Exercise directions:
Find the lines of data that contain the string "screenshot", then list them.

Record extracts:
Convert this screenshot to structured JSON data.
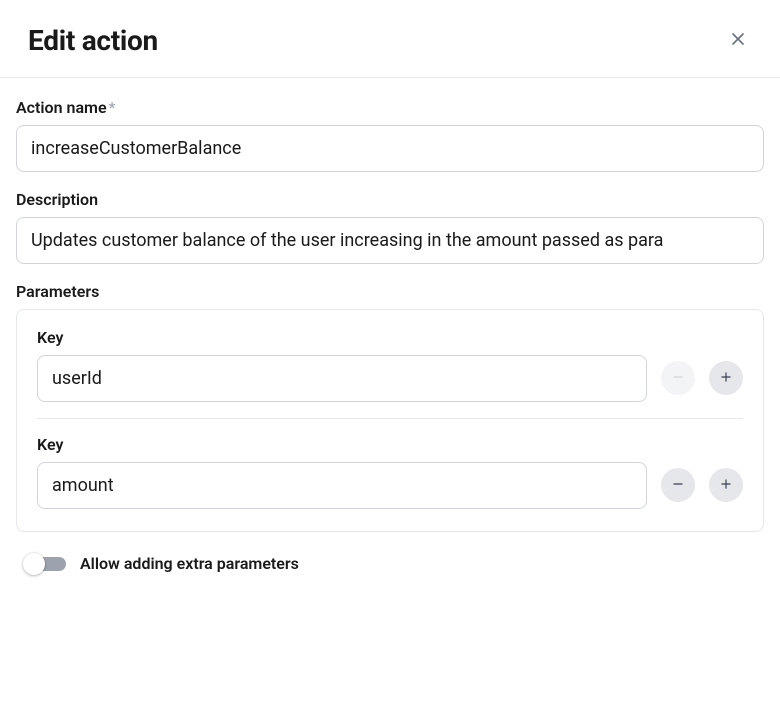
{
  "header": {
    "title": "Edit action"
  },
  "form": {
    "action_name": {
      "label": "Action name",
      "required_marker": "*",
      "value": "increaseCustomerBalance"
    },
    "description": {
      "label": "Description",
      "value": "Updates customer balance of the user increasing in the amount passed as para"
    },
    "parameters": {
      "label": "Parameters",
      "key_label": "Key",
      "items": [
        {
          "value": "userId",
          "remove_disabled": true
        },
        {
          "value": "amount",
          "remove_disabled": false
        }
      ]
    },
    "extra_params": {
      "label": "Allow adding extra parameters",
      "enabled": false
    }
  }
}
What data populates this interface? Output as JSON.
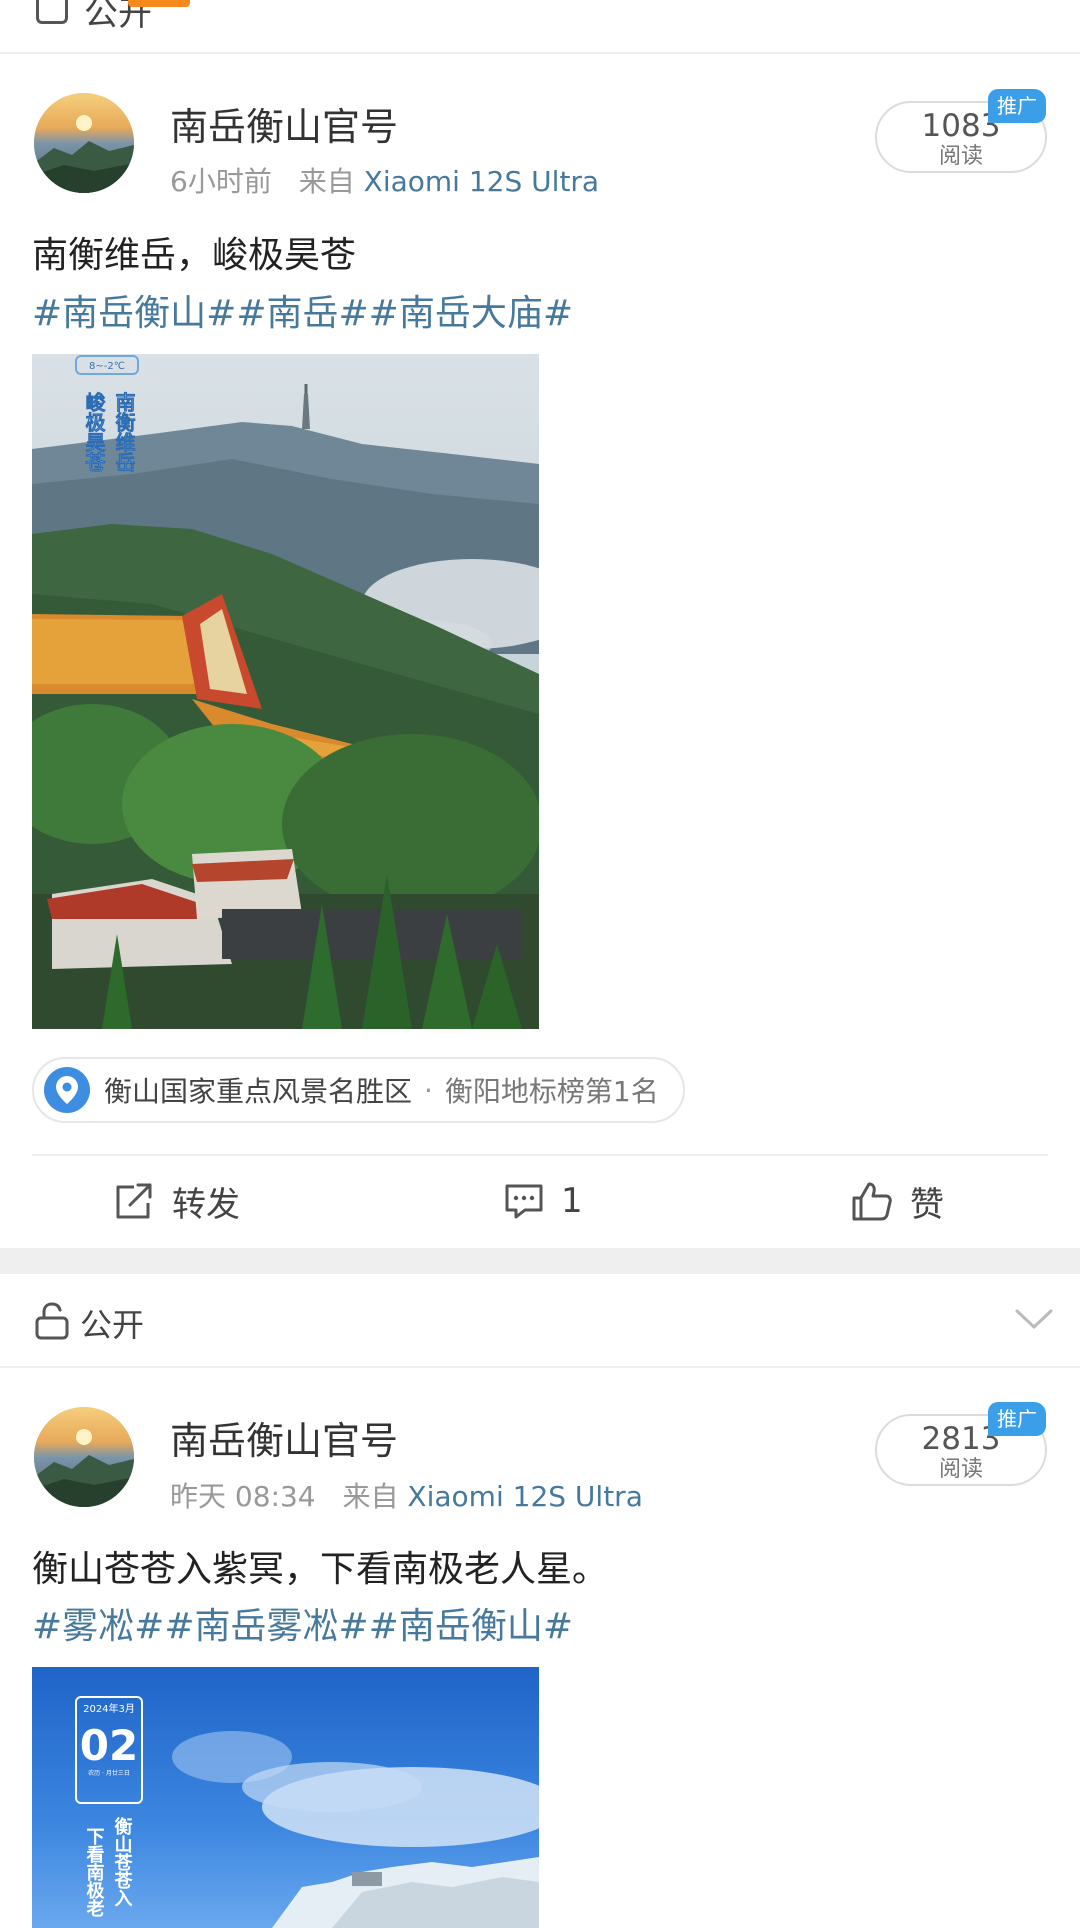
{
  "colors": {
    "accent_link": "#46799c",
    "ad_tag_bg": "#3b9ee8",
    "location_icon_bg": "#3d8de0",
    "top_indicator": "#f78a1d"
  },
  "top_partial": {
    "label": "公开"
  },
  "posts": [
    {
      "author": "南岳衡山官号",
      "time": "6小时前",
      "from_prefix": "来自",
      "source": "Xiaomi 12S Ultra",
      "reads": "1083",
      "reads_label": "阅读",
      "ad_tag": "推广",
      "text": "南衡维岳，峻极昊苍",
      "hashtags": "#南岳衡山##南岳##南岳大庙#",
      "image_overlay": {
        "weather": "8~-2℃",
        "poem_col1": "南衡维岳",
        "poem_col2": "峻极昊苍"
      },
      "location": {
        "name": "衡山国家重点风景名胜区",
        "separator": "·",
        "rank": "衡阳地标榜第1名"
      },
      "actions": {
        "repost": "转发",
        "comments": "1",
        "like": "赞"
      }
    },
    {
      "visibility": "公开",
      "author": "南岳衡山官号",
      "time": "昨天 08:34",
      "from_prefix": "来自",
      "source": "Xiaomi 12S Ultra",
      "reads": "2813",
      "reads_label": "阅读",
      "ad_tag": "推广",
      "text": "衡山苍苍入紫冥，下看南极老人星。",
      "hashtags": "#雾凇##南岳雾凇##南岳衡山#",
      "image_overlay": {
        "date_header": "2024年3月",
        "date_day": "02",
        "date_lunar": "农历 · 月廿三日",
        "poem_col1": "衡山苍苍入",
        "poem_col2": "下看南极老"
      }
    }
  ]
}
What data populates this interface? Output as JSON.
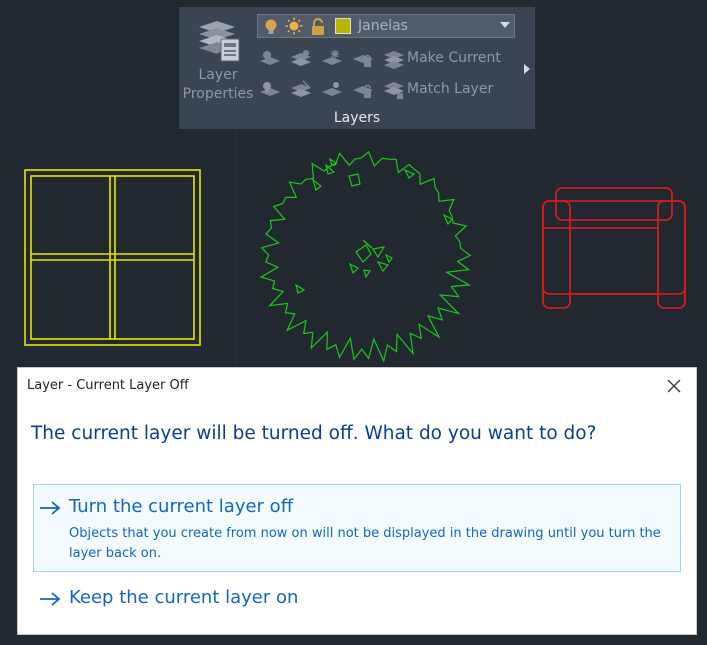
{
  "ribbon": {
    "layer_properties_label": "Layer\nProperties",
    "current_layer_name": "Janelas",
    "current_layer_color": "#b5b800",
    "make_current_label": "Make Current",
    "match_layer_label": "Match Layer",
    "panel_title": "Layers"
  },
  "drawing": {
    "window_color": "#e6e600",
    "tree_color": "#19c919",
    "sofa_color": "#e31b1b"
  },
  "dialog": {
    "title": "Layer - Current Layer Off",
    "question": "The current layer will be turned off. What do you want to do?",
    "options": [
      {
        "title": "Turn the current layer off",
        "description": "Objects that you create from now on will not be displayed in the drawing until you turn the layer back on."
      },
      {
        "title": "Keep the current layer on"
      }
    ]
  }
}
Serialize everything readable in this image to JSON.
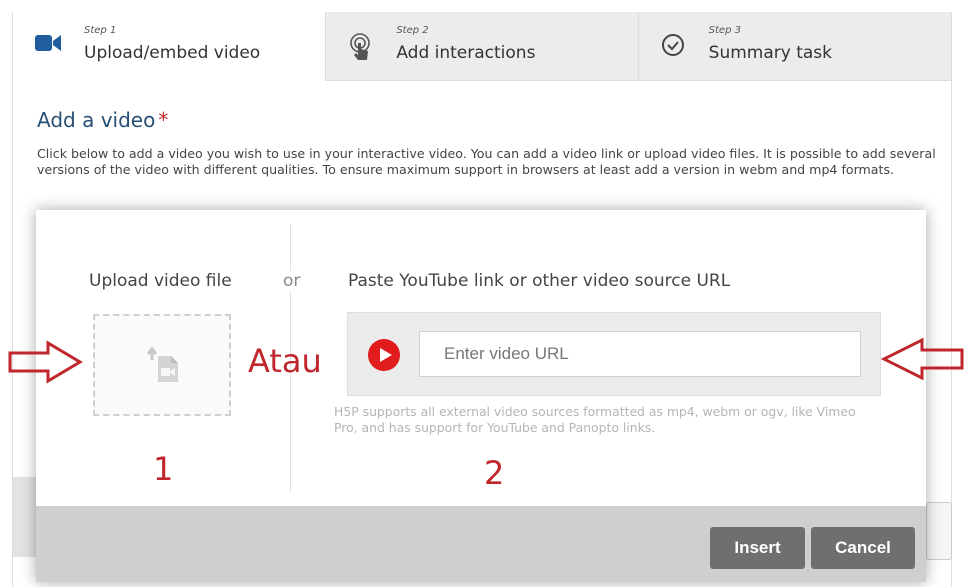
{
  "tabs": [
    {
      "step": "Step 1",
      "label": "Upload/embed video",
      "icon": "video-camera-icon",
      "active": true
    },
    {
      "step": "Step 2",
      "label": "Add interactions",
      "icon": "touch-pointer-icon",
      "active": false
    },
    {
      "step": "Step 3",
      "label": "Summary task",
      "icon": "check-circle-icon",
      "active": false
    }
  ],
  "section": {
    "title": "Add a video",
    "required_mark": "*",
    "description": "Click below to add a video you wish to use in your interactive video. You can add a video link or upload video files. It is possible to add several versions of the video with different qualities. To ensure maximum support in browsers at least add a version in webm and mp4 formats."
  },
  "dialog": {
    "upload_label": "Upload video file",
    "or_label": "or",
    "paste_label": "Paste YouTube link or other video source URL",
    "url_placeholder": "Enter video URL",
    "url_value": "",
    "help_text": "H5P supports all external video sources formatted as mp4, webm or ogv, like Vimeo Pro, and has support for YouTube and Panopto links.",
    "insert_label": "Insert",
    "cancel_label": "Cancel"
  },
  "annotations": {
    "atau": "Atau",
    "num1": "1",
    "num2": "2"
  },
  "colors": {
    "accent_blue": "#274f73",
    "video_icon": "#1f5d9e",
    "required_red": "#c0272d",
    "youtube_red": "#e01c1c",
    "annotation_red": "#c0272d",
    "button_gray": "#6f6f6f"
  }
}
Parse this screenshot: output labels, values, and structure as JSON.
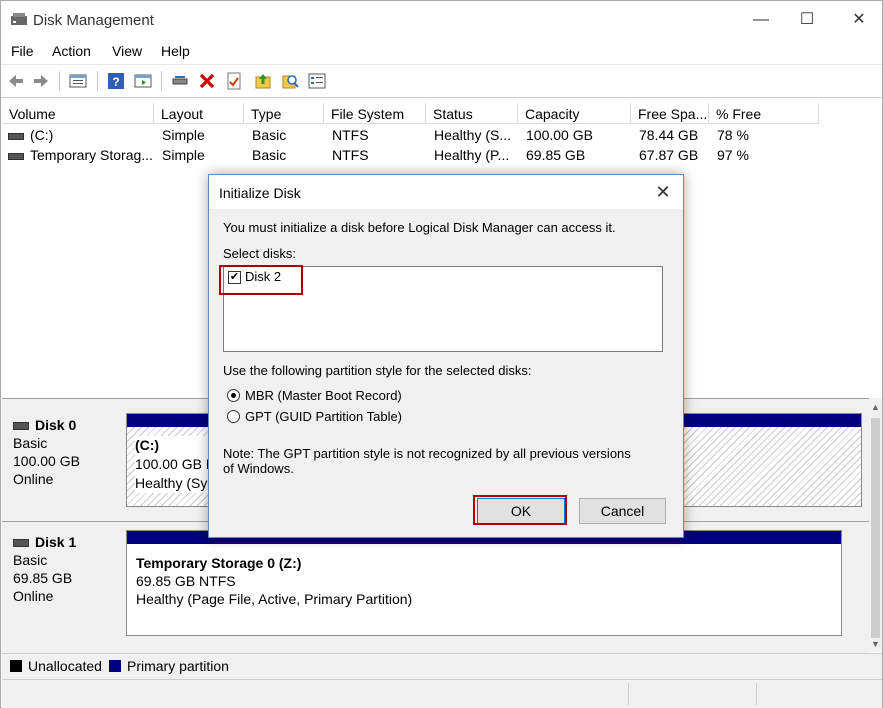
{
  "window": {
    "title": "Disk Management"
  },
  "menu": [
    "File",
    "Action",
    "View",
    "Help"
  ],
  "columns": [
    "Volume",
    "Layout",
    "Type",
    "File System",
    "Status",
    "Capacity",
    "Free Spa...",
    "% Free"
  ],
  "volumes": [
    {
      "volume": "(C:)",
      "layout": "Simple",
      "type": "Basic",
      "fs": "NTFS",
      "status": "Healthy (S...",
      "capacity": "100.00 GB",
      "free": "78.44 GB",
      "pct": "78 %"
    },
    {
      "volume": "Temporary Storag...",
      "layout": "Simple",
      "type": "Basic",
      "fs": "NTFS",
      "status": "Healthy (P...",
      "capacity": "69.85 GB",
      "free": "67.87 GB",
      "pct": "97 %"
    }
  ],
  "disks": [
    {
      "name": "Disk 0",
      "kind": "Basic",
      "size": "100.00 GB",
      "state": "Online",
      "partition": {
        "label": "(C:)",
        "line2": "100.00 GB N",
        "line3": "Healthy (Sys"
      }
    },
    {
      "name": "Disk 1",
      "kind": "Basic",
      "size": "69.85 GB",
      "state": "Online",
      "partition": {
        "label": "Temporary Storage 0  (Z:)",
        "line2": "69.85 GB NTFS",
        "line3": "Healthy (Page File, Active, Primary Partition)"
      }
    }
  ],
  "legend": {
    "unallocated": "Unallocated",
    "primary": "Primary partition"
  },
  "dialog": {
    "title": "Initialize Disk",
    "intro": "You must initialize a disk before Logical Disk Manager can access it.",
    "select_label": "Select disks:",
    "disk_item": "Disk 2",
    "style_label": "Use the following partition style for the selected disks:",
    "mbr": "MBR (Master Boot Record)",
    "gpt": "GPT (GUID Partition Table)",
    "note": "Note: The GPT partition style is not recognized by all previous versions of Windows.",
    "ok": "OK",
    "cancel": "Cancel"
  },
  "colors": {
    "primary_partition": "#00007f",
    "unallocated": "#000000",
    "highlight": "#b00000"
  }
}
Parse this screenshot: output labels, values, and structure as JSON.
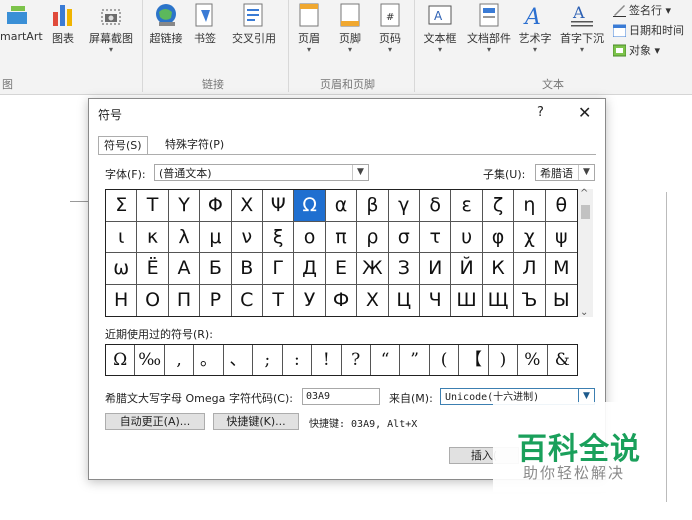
{
  "ribbon": {
    "buttons": [
      {
        "label": "martArt",
        "icon": "smartart-icon"
      },
      {
        "label": "图表",
        "icon": "chart-icon"
      },
      {
        "label": "屏幕截图",
        "icon": "screenshot-icon"
      },
      {
        "label": "超链接",
        "icon": "hyperlink-icon"
      },
      {
        "label": "书签",
        "icon": "bookmark-icon"
      },
      {
        "label": "交叉引用",
        "icon": "cross-reference-icon"
      },
      {
        "label": "页眉",
        "icon": "header-icon"
      },
      {
        "label": "页脚",
        "icon": "footer-icon"
      },
      {
        "label": "页码",
        "icon": "page-number-icon"
      },
      {
        "label": "文本框",
        "icon": "textbox-icon"
      },
      {
        "label": "文档部件",
        "icon": "quick-parts-icon"
      },
      {
        "label": "艺术字",
        "icon": "wordart-icon"
      },
      {
        "label": "首字下沉",
        "icon": "drop-cap-icon"
      }
    ],
    "small_items": [
      "签名行 ▾",
      "日期和时间",
      "对象 ▾"
    ],
    "groups": [
      "图",
      "链接",
      "页眉和页脚",
      "文本"
    ]
  },
  "dialog": {
    "title": "符号",
    "help": "?",
    "close": "✕",
    "tabs": [
      "符号(S)",
      "特殊字符(P)"
    ],
    "font_label": "字体(F):",
    "font_value": "(普通文本)",
    "subset_label": "子集(U):",
    "subset_value": "希腊语",
    "symbols": [
      "Σ",
      "Τ",
      "Υ",
      "Φ",
      "Χ",
      "Ψ",
      "Ω",
      "α",
      "β",
      "γ",
      "δ",
      "ε",
      "ζ",
      "η",
      "θ",
      "ι",
      "κ",
      "λ",
      "μ",
      "ν",
      "ξ",
      "ο",
      "π",
      "ρ",
      "σ",
      "τ",
      "υ",
      "φ",
      "χ",
      "ψ",
      "ω",
      "Ë",
      "А",
      "Б",
      "В",
      "Г",
      "Д",
      "Е",
      "Ж",
      "З",
      "И",
      "Й",
      "К",
      "Л",
      "М",
      "Н",
      "О",
      "П",
      "Р",
      "С",
      "Т",
      "У",
      "Ф",
      "Х",
      "Ц",
      "Ч",
      "Ш",
      "Щ",
      "Ъ",
      "Ы"
    ],
    "selected_index": 6,
    "recent_label": "近期使用过的符号(R):",
    "recent_symbols": [
      "Ω",
      "‰",
      ",",
      "。",
      "、",
      ";",
      ":",
      "!",
      "?",
      "“",
      "”",
      "(",
      "【",
      ")",
      "%",
      "&"
    ],
    "char_name": "希腊文大写字母 Omega",
    "char_code_label": "字符代码(C):",
    "char_code_value": "03A9",
    "from_label": "来自(M):",
    "from_value": "Unicode(十六进制)",
    "autocorrect_label": "自动更正(A)...",
    "shortcut_key_label": "快捷键(K)...",
    "shortcut_text": "快捷键: 03A9, Alt+X",
    "insert_label": "插入("
  },
  "watermark": {
    "title": "百科全说",
    "subtitle": "助你轻松解决"
  },
  "colors": {
    "selected": "#1f6fd0",
    "watermark_green": "#1aa05b"
  }
}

Full answer:
Convert this screenshot to structured JSON data.
Parse this screenshot: output labels, values, and structure as JSON.
Parse this screenshot: output labels, values, and structure as JSON.
        "icon": "screenshot-icon"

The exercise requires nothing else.